→ Dataset excerpts
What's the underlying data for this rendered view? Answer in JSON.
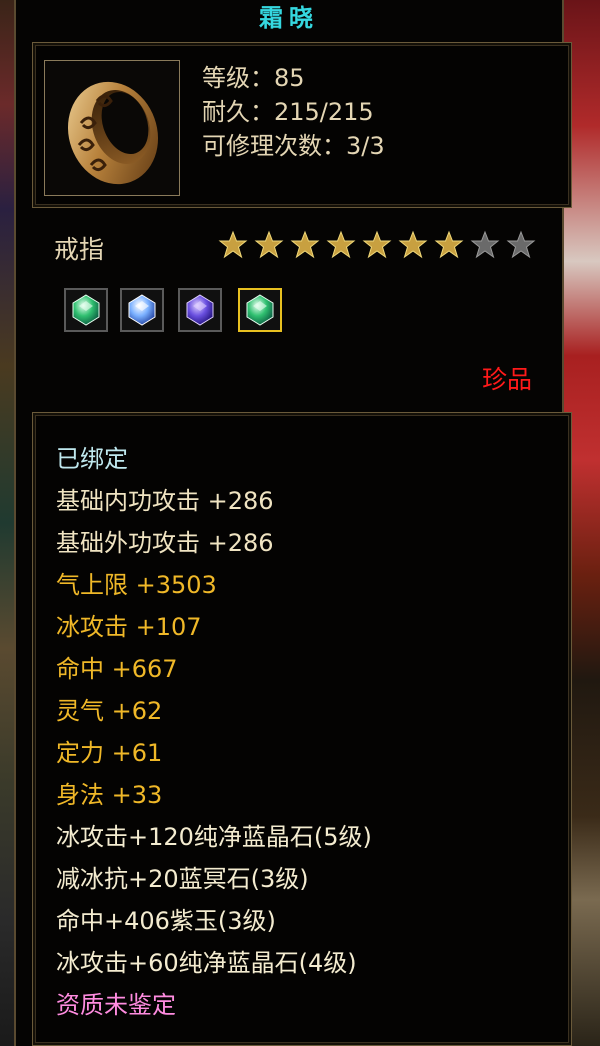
{
  "item": {
    "name": "霜晓",
    "level": "等级：85",
    "durability": "耐久：215/215",
    "repair_count": "可修理次数：3/3",
    "type": "戒指",
    "rarity": "珍品",
    "stars_filled": 7,
    "stars_total": 9,
    "icon": "gold-ring-icon"
  },
  "gems": [
    {
      "icon": "green-gem-icon",
      "selected": false
    },
    {
      "icon": "blue-crystal-gem-icon",
      "selected": false
    },
    {
      "icon": "purple-gem-icon",
      "selected": false
    },
    {
      "icon": "green-gem-icon",
      "selected": true
    }
  ],
  "attributes": {
    "bound": "已绑定",
    "base": [
      "基础内功攻击  +286",
      "基础外功攻击  +286"
    ],
    "bonus": [
      "气上限  +3503",
      "冰攻击  +107",
      "命中  +667",
      "灵气  +62",
      "定力  +61",
      "身法  +33"
    ],
    "gems": [
      "冰攻击+120纯净蓝晶石(5级)",
      "减冰抗+20蓝冥石(3级)",
      "命中+406紫玉(3级)",
      "冰攻击+60纯净蓝晶石(4级)"
    ],
    "quality": "资质未鉴定"
  },
  "colors": {
    "title": "#35d8e0",
    "bound": "#bfe8ee",
    "base": "#f0e4c2",
    "bonus": "#f0b828",
    "gem_line": "#f4ecd0",
    "quality": "#ff8ce0",
    "rarity": "#ff1a1a",
    "star_filled": "#c8a040",
    "star_empty": "#6a6a6a"
  }
}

→ Instruction
Reproduce the full listing above verbatim, with no pictures included.

→ The solution
What's the underlying data for this rendered view? Answer in JSON.
{
  "item": {
    "name": "霜晓",
    "level": "等级：85",
    "durability": "耐久：215/215",
    "repair_count": "可修理次数：3/3",
    "type": "戒指",
    "rarity": "珍品",
    "stars_filled": 7,
    "stars_total": 9,
    "icon": "gold-ring-icon"
  },
  "gems": [
    {
      "icon": "green-gem-icon",
      "selected": false
    },
    {
      "icon": "blue-crystal-gem-icon",
      "selected": false
    },
    {
      "icon": "purple-gem-icon",
      "selected": false
    },
    {
      "icon": "green-gem-icon",
      "selected": true
    }
  ],
  "attributes": {
    "bound": "已绑定",
    "base": [
      "基础内功攻击  +286",
      "基础外功攻击  +286"
    ],
    "bonus": [
      "气上限  +3503",
      "冰攻击  +107",
      "命中  +667",
      "灵气  +62",
      "定力  +61",
      "身法  +33"
    ],
    "gems": [
      "冰攻击+120纯净蓝晶石(5级)",
      "减冰抗+20蓝冥石(3级)",
      "命中+406紫玉(3级)",
      "冰攻击+60纯净蓝晶石(4级)"
    ],
    "quality": "资质未鉴定"
  },
  "colors": {
    "title": "#35d8e0",
    "bound": "#bfe8ee",
    "base": "#f0e4c2",
    "bonus": "#f0b828",
    "gem_line": "#f4ecd0",
    "quality": "#ff8ce0",
    "rarity": "#ff1a1a",
    "star_filled": "#c8a040",
    "star_empty": "#6a6a6a"
  }
}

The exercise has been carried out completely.